(Part of a data file)

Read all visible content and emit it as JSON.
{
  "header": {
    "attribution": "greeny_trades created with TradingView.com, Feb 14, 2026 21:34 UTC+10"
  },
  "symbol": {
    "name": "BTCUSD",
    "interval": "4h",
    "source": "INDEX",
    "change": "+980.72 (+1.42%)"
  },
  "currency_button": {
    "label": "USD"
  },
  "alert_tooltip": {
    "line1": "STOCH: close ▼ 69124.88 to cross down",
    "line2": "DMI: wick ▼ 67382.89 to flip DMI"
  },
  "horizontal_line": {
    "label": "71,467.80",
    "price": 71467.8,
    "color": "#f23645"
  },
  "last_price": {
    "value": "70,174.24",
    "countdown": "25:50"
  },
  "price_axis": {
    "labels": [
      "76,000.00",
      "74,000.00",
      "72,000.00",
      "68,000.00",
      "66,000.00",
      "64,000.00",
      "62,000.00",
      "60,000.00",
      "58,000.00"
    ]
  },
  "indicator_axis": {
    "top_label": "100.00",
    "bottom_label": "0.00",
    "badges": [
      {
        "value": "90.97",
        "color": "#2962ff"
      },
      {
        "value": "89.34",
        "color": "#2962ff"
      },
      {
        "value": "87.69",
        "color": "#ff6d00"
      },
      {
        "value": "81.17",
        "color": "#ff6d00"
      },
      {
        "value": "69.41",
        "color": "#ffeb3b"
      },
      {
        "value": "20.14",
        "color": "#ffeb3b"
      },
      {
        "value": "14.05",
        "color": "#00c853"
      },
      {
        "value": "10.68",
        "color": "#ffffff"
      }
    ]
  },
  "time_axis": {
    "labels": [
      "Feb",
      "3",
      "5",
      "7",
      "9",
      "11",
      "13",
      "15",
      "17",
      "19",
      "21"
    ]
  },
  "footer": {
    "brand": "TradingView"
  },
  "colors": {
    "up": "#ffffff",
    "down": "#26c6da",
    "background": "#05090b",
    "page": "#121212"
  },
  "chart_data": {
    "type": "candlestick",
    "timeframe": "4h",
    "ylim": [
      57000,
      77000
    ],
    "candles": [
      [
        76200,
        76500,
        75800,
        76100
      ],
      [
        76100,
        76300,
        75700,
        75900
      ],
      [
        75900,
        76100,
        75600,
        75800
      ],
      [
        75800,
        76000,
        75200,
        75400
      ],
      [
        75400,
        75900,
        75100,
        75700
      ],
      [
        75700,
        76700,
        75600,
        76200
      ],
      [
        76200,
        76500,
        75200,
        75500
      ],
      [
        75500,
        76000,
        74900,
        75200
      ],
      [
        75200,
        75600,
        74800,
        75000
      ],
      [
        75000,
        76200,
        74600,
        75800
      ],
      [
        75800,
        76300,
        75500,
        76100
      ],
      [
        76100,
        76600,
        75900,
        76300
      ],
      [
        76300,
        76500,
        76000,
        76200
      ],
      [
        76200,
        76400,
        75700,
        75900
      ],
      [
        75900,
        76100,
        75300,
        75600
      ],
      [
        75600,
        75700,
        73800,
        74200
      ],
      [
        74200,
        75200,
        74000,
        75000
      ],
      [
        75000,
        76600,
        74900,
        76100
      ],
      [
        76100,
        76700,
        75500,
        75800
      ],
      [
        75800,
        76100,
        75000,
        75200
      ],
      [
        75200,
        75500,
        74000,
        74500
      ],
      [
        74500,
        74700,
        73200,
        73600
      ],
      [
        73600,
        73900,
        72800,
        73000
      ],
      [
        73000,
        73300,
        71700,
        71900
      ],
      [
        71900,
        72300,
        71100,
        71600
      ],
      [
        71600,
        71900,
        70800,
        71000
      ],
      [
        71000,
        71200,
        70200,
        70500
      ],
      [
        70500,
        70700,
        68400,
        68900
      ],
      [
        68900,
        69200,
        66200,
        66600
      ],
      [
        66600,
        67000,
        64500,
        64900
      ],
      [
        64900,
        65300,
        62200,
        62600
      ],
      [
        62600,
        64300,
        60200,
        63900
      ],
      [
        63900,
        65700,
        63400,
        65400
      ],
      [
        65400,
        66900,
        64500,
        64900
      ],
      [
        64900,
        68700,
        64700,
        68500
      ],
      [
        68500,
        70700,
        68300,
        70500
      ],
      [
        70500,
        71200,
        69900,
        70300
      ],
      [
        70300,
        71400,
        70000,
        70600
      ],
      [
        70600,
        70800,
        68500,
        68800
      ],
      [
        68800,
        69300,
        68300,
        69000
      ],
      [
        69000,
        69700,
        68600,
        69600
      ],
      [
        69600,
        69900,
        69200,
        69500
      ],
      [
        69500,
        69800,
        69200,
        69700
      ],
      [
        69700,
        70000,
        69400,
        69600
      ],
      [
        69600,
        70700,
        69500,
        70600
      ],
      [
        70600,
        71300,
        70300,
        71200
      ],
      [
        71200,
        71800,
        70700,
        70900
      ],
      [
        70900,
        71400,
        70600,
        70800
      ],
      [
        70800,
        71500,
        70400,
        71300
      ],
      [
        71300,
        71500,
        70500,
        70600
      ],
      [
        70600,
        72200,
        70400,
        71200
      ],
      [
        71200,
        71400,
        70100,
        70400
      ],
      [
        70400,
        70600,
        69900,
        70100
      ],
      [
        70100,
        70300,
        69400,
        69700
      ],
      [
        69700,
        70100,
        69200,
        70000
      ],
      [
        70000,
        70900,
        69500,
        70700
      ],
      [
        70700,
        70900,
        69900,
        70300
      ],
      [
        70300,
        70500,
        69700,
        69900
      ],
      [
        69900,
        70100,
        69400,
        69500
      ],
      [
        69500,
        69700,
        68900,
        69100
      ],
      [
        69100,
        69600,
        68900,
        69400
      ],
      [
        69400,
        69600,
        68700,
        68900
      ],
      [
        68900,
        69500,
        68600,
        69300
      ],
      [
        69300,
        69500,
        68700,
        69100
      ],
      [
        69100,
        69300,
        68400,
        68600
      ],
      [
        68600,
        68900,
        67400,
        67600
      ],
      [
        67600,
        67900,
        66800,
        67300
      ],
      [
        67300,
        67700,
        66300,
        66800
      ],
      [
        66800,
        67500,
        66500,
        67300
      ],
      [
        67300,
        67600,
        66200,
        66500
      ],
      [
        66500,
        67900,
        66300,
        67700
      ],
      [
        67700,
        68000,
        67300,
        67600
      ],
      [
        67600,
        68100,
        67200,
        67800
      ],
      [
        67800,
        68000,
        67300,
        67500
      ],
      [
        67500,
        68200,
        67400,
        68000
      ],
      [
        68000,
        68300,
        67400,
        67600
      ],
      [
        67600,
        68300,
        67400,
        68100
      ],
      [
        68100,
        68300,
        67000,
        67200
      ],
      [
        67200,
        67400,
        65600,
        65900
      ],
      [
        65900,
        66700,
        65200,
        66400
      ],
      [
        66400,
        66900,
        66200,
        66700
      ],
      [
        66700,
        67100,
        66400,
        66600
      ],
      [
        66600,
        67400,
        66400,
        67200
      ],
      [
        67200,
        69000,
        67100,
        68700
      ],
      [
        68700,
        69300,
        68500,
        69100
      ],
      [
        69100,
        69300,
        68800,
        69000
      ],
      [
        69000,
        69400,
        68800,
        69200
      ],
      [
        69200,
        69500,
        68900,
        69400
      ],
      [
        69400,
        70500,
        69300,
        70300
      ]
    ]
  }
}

→ What this task involves
From the records above, extract everything verbatim.

→ Right answer
Read all visible content and emit it as JSON.
{
  "header": {
    "attribution": "greeny_trades created with TradingView.com, Feb 14, 2026 21:34 UTC+10"
  },
  "symbol": {
    "name": "BTCUSD",
    "interval": "4h",
    "source": "INDEX",
    "change": "+980.72 (+1.42%)"
  },
  "currency_button": {
    "label": "USD"
  },
  "alert_tooltip": {
    "line1": "STOCH: close ▼ 69124.88 to cross down",
    "line2": "DMI: wick ▼ 67382.89 to flip DMI"
  },
  "horizontal_line": {
    "label": "71,467.80",
    "price": 71467.8,
    "color": "#f23645"
  },
  "last_price": {
    "value": "70,174.24",
    "countdown": "25:50"
  },
  "price_axis": {
    "labels": [
      "76,000.00",
      "74,000.00",
      "72,000.00",
      "68,000.00",
      "66,000.00",
      "64,000.00",
      "62,000.00",
      "60,000.00",
      "58,000.00"
    ]
  },
  "indicator_axis": {
    "top_label": "100.00",
    "bottom_label": "0.00",
    "badges": [
      {
        "value": "90.97",
        "color": "#2962ff"
      },
      {
        "value": "89.34",
        "color": "#2962ff"
      },
      {
        "value": "87.69",
        "color": "#ff6d00"
      },
      {
        "value": "81.17",
        "color": "#ff6d00"
      },
      {
        "value": "69.41",
        "color": "#ffeb3b"
      },
      {
        "value": "20.14",
        "color": "#ffeb3b"
      },
      {
        "value": "14.05",
        "color": "#00c853"
      },
      {
        "value": "10.68",
        "color": "#ffffff"
      }
    ]
  },
  "time_axis": {
    "labels": [
      "Feb",
      "3",
      "5",
      "7",
      "9",
      "11",
      "13",
      "15",
      "17",
      "19",
      "21"
    ]
  },
  "footer": {
    "brand": "TradingView"
  },
  "colors": {
    "up": "#ffffff",
    "down": "#26c6da",
    "background": "#05090b",
    "page": "#121212"
  },
  "chart_data": {
    "type": "candlestick",
    "timeframe": "4h",
    "ylim": [
      57000,
      77000
    ],
    "candles": [
      [
        76200,
        76500,
        75800,
        76100
      ],
      [
        76100,
        76300,
        75700,
        75900
      ],
      [
        75900,
        76100,
        75600,
        75800
      ],
      [
        75800,
        76000,
        75200,
        75400
      ],
      [
        75400,
        75900,
        75100,
        75700
      ],
      [
        75700,
        76700,
        75600,
        76200
      ],
      [
        76200,
        76500,
        75200,
        75500
      ],
      [
        75500,
        76000,
        74900,
        75200
      ],
      [
        75200,
        75600,
        74800,
        75000
      ],
      [
        75000,
        76200,
        74600,
        75800
      ],
      [
        75800,
        76300,
        75500,
        76100
      ],
      [
        76100,
        76600,
        75900,
        76300
      ],
      [
        76300,
        76500,
        76000,
        76200
      ],
      [
        76200,
        76400,
        75700,
        75900
      ],
      [
        75900,
        76100,
        75300,
        75600
      ],
      [
        75600,
        75700,
        73800,
        74200
      ],
      [
        74200,
        75200,
        74000,
        75000
      ],
      [
        75000,
        76600,
        74900,
        76100
      ],
      [
        76100,
        76700,
        75500,
        75800
      ],
      [
        75800,
        76100,
        75000,
        75200
      ],
      [
        75200,
        75500,
        74000,
        74500
      ],
      [
        74500,
        74700,
        73200,
        73600
      ],
      [
        73600,
        73900,
        72800,
        73000
      ],
      [
        73000,
        73300,
        71700,
        71900
      ],
      [
        71900,
        72300,
        71100,
        71600
      ],
      [
        71600,
        71900,
        70800,
        71000
      ],
      [
        71000,
        71200,
        70200,
        70500
      ],
      [
        70500,
        70700,
        68400,
        68900
      ],
      [
        68900,
        69200,
        66200,
        66600
      ],
      [
        66600,
        67000,
        64500,
        64900
      ],
      [
        64900,
        65300,
        62200,
        62600
      ],
      [
        62600,
        64300,
        60200,
        63900
      ],
      [
        63900,
        65700,
        63400,
        65400
      ],
      [
        65400,
        66900,
        64500,
        64900
      ],
      [
        64900,
        68700,
        64700,
        68500
      ],
      [
        68500,
        70700,
        68300,
        70500
      ],
      [
        70500,
        71200,
        69900,
        70300
      ],
      [
        70300,
        71400,
        70000,
        70600
      ],
      [
        70600,
        70800,
        68500,
        68800
      ],
      [
        68800,
        69300,
        68300,
        69000
      ],
      [
        69000,
        69700,
        68600,
        69600
      ],
      [
        69600,
        69900,
        69200,
        69500
      ],
      [
        69500,
        69800,
        69200,
        69700
      ],
      [
        69700,
        70000,
        69400,
        69600
      ],
      [
        69600,
        70700,
        69500,
        70600
      ],
      [
        70600,
        71300,
        70300,
        71200
      ],
      [
        71200,
        71800,
        70700,
        70900
      ],
      [
        70900,
        71400,
        70600,
        70800
      ],
      [
        70800,
        71500,
        70400,
        71300
      ],
      [
        71300,
        71500,
        70500,
        70600
      ],
      [
        70600,
        72200,
        70400,
        71200
      ],
      [
        71200,
        71400,
        70100,
        70400
      ],
      [
        70400,
        70600,
        69900,
        70100
      ],
      [
        70100,
        70300,
        69400,
        69700
      ],
      [
        69700,
        70100,
        69200,
        70000
      ],
      [
        70000,
        70900,
        69500,
        70700
      ],
      [
        70700,
        70900,
        69900,
        70300
      ],
      [
        70300,
        70500,
        69700,
        69900
      ],
      [
        69900,
        70100,
        69400,
        69500
      ],
      [
        69500,
        69700,
        68900,
        69100
      ],
      [
        69100,
        69600,
        68900,
        69400
      ],
      [
        69400,
        69600,
        68700,
        68900
      ],
      [
        68900,
        69500,
        68600,
        69300
      ],
      [
        69300,
        69500,
        68700,
        69100
      ],
      [
        69100,
        69300,
        68400,
        68600
      ],
      [
        68600,
        68900,
        67400,
        67600
      ],
      [
        67600,
        67900,
        66800,
        67300
      ],
      [
        67300,
        67700,
        66300,
        66800
      ],
      [
        66800,
        67500,
        66500,
        67300
      ],
      [
        67300,
        67600,
        66200,
        66500
      ],
      [
        66500,
        67900,
        66300,
        67700
      ],
      [
        67700,
        68000,
        67300,
        67600
      ],
      [
        67600,
        68100,
        67200,
        67800
      ],
      [
        67800,
        68000,
        67300,
        67500
      ],
      [
        67500,
        68200,
        67400,
        68000
      ],
      [
        68000,
        68300,
        67400,
        67600
      ],
      [
        67600,
        68300,
        67400,
        68100
      ],
      [
        68100,
        68300,
        67000,
        67200
      ],
      [
        67200,
        67400,
        65600,
        65900
      ],
      [
        65900,
        66700,
        65200,
        66400
      ],
      [
        66400,
        66900,
        66200,
        66700
      ],
      [
        66700,
        67100,
        66400,
        66600
      ],
      [
        66600,
        67400,
        66400,
        67200
      ],
      [
        67200,
        69000,
        67100,
        68700
      ],
      [
        68700,
        69300,
        68500,
        69100
      ],
      [
        69100,
        69300,
        68800,
        69000
      ],
      [
        69000,
        69400,
        68800,
        69200
      ],
      [
        69200,
        69500,
        68900,
        69400
      ],
      [
        69400,
        70500,
        69300,
        70300
      ]
    ]
  }
}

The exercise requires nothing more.